• [DATASET ENTRIES]:
^^^^^^^^^^^^^^^^

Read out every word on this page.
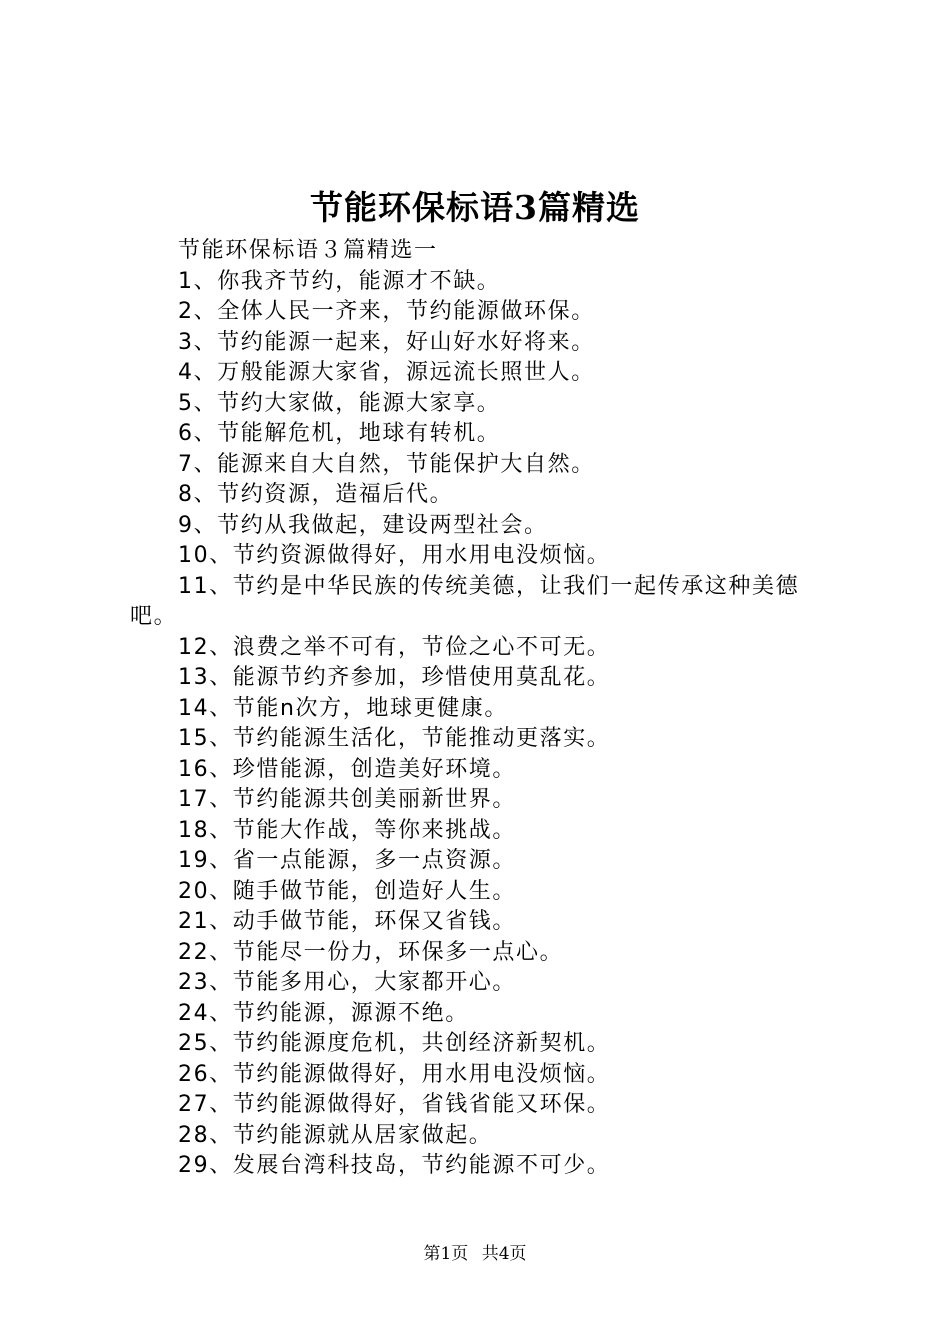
节能环保标语3篇精选

节能环保标语３篇精选一

1、你我齐节约，能源才不缺。

2、全体人民一齐来，节约能源做环保。

3、节约能源一起来，好山好水好将来。

4、万般能源大家省，源远流长照世人。

5、节约大家做，能源大家享。

6、节能解危机，地球有转机。

7、能源来自大自然，节能保护大自然。

8、节约资源，造福后代。

9、节约从我做起，建设两型社会。

10、节约资源做得好，用水用电没烦恼。

11、节约是中华民族的传统美德，让我们一起传承这种美德吧。

12、浪费之举不可有，节俭之心不可无。

13、能源节约齐参加，珍惜使用莫乱花。

14、节能n次方，地球更健康。

15、节约能源生活化，节能推动更落实。

16、珍惜能源，创造美好环境。

17、节约能源共创美丽新世界。

18、节能大作战，等你来挑战。

19、省一点能源，多一点资源。

20、随手做节能，创造好人生。

21、动手做节能，环保又省钱。

22、节能尽一份力，环保多一点心。

23、节能多用心，大家都开心。

24、节约能源，源源不绝。

25、节约能源度危机，共创经济新契机。

26、节约能源做得好，用水用电没烦恼。

27、节约能源做得好，省钱省能又环保。

28、节约能源就从居家做起。

29、发展台湾科技岛，节约能源不可少。

第1页 共4页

^^^^^^^^^^^^^^^^

• [TASK OBJECTIVE]: Only lines holding the string "用水用电没烦恼" are wanted; gather each one from the entries above.

• [IN RESPONSE]:
10、节约资源做得好，用水用电没烦恼。
26、节约能源做得好，用水用电没烦恼。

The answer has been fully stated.